:: The request ::
Copy out every line that contains "fēng".

Data items
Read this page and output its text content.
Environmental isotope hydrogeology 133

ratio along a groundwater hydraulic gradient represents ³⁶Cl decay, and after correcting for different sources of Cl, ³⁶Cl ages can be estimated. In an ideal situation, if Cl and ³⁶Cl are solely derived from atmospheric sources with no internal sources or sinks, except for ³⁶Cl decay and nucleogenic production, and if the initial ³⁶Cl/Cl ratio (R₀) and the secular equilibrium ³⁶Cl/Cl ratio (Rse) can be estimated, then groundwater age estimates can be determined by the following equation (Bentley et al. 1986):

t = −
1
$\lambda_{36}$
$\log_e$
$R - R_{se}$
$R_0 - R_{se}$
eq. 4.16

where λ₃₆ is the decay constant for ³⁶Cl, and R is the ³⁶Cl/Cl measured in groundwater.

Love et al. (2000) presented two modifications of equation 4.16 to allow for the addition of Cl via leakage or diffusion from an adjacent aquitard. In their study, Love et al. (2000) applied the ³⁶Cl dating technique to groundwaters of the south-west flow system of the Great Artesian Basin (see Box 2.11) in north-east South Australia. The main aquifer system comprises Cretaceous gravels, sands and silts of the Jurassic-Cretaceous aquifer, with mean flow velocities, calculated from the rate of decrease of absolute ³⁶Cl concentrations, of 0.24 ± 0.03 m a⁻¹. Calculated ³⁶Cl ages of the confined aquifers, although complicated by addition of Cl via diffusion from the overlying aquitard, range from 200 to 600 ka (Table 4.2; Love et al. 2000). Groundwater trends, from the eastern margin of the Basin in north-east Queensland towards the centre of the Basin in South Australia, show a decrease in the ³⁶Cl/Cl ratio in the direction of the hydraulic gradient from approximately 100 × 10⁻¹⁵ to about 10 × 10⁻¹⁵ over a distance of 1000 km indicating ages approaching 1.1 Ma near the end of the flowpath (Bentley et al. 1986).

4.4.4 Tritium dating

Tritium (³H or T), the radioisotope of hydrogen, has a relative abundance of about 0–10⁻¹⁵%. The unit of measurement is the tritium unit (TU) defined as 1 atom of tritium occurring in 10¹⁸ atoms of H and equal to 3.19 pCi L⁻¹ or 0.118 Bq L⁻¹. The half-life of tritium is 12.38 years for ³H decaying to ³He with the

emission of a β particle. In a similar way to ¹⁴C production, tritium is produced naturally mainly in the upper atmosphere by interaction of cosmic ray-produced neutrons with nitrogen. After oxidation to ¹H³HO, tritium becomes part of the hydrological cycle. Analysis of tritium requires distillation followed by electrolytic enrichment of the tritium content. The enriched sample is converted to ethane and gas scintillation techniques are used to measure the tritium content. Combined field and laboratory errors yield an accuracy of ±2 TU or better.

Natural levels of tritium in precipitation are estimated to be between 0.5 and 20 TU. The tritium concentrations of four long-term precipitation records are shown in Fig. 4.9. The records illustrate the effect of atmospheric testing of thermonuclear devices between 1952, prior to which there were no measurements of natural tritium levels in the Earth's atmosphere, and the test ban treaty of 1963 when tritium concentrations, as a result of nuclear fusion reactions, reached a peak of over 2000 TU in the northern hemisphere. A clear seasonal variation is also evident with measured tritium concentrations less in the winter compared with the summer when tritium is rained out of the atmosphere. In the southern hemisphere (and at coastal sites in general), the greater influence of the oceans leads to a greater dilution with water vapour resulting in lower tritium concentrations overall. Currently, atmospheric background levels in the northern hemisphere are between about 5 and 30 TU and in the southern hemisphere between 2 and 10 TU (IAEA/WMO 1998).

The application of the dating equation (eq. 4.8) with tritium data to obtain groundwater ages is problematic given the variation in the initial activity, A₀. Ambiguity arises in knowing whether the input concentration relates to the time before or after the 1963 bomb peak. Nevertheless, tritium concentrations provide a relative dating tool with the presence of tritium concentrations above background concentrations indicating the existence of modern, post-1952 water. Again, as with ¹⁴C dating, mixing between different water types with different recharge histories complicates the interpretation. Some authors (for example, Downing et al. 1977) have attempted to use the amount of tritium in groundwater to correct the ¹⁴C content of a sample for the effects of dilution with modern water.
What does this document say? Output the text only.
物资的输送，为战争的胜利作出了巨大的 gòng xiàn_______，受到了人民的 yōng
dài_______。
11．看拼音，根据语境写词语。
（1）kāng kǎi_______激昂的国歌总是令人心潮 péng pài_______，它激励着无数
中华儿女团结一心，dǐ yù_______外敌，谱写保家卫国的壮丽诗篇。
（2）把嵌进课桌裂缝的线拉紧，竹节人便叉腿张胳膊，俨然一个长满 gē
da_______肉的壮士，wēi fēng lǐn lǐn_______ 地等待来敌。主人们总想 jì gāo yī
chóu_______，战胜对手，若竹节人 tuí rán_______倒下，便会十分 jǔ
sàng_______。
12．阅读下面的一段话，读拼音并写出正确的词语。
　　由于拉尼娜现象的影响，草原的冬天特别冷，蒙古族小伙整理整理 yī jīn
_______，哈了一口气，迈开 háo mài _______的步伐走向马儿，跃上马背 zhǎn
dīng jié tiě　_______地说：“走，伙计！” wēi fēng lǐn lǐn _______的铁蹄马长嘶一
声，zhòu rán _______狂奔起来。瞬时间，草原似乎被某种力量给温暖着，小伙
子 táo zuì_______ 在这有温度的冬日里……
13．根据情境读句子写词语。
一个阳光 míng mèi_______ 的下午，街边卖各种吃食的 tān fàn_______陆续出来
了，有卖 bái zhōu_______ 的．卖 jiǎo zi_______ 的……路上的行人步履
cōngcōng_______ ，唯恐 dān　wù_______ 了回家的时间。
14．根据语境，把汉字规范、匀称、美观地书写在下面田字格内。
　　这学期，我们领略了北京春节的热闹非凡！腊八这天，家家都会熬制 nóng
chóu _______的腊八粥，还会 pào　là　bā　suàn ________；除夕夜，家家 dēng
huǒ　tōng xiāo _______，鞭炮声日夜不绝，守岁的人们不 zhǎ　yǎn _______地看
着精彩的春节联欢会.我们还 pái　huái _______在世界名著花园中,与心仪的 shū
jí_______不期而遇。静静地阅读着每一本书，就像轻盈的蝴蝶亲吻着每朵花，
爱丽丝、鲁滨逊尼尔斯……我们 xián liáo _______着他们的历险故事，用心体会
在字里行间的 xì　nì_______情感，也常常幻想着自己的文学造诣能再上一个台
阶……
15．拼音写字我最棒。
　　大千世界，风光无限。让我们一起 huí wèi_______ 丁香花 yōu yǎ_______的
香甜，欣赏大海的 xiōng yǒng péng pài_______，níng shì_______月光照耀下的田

:: Solved problem ::
da_______肉的壮士，wēi fēng lǐn lǐn_______ 地等待来敌。主人们总想 jì gāo yī
dīng jié tiě　_______地说：“走，伙计！” wēi fēng lǐn lǐn _______的铁蹄马长嘶一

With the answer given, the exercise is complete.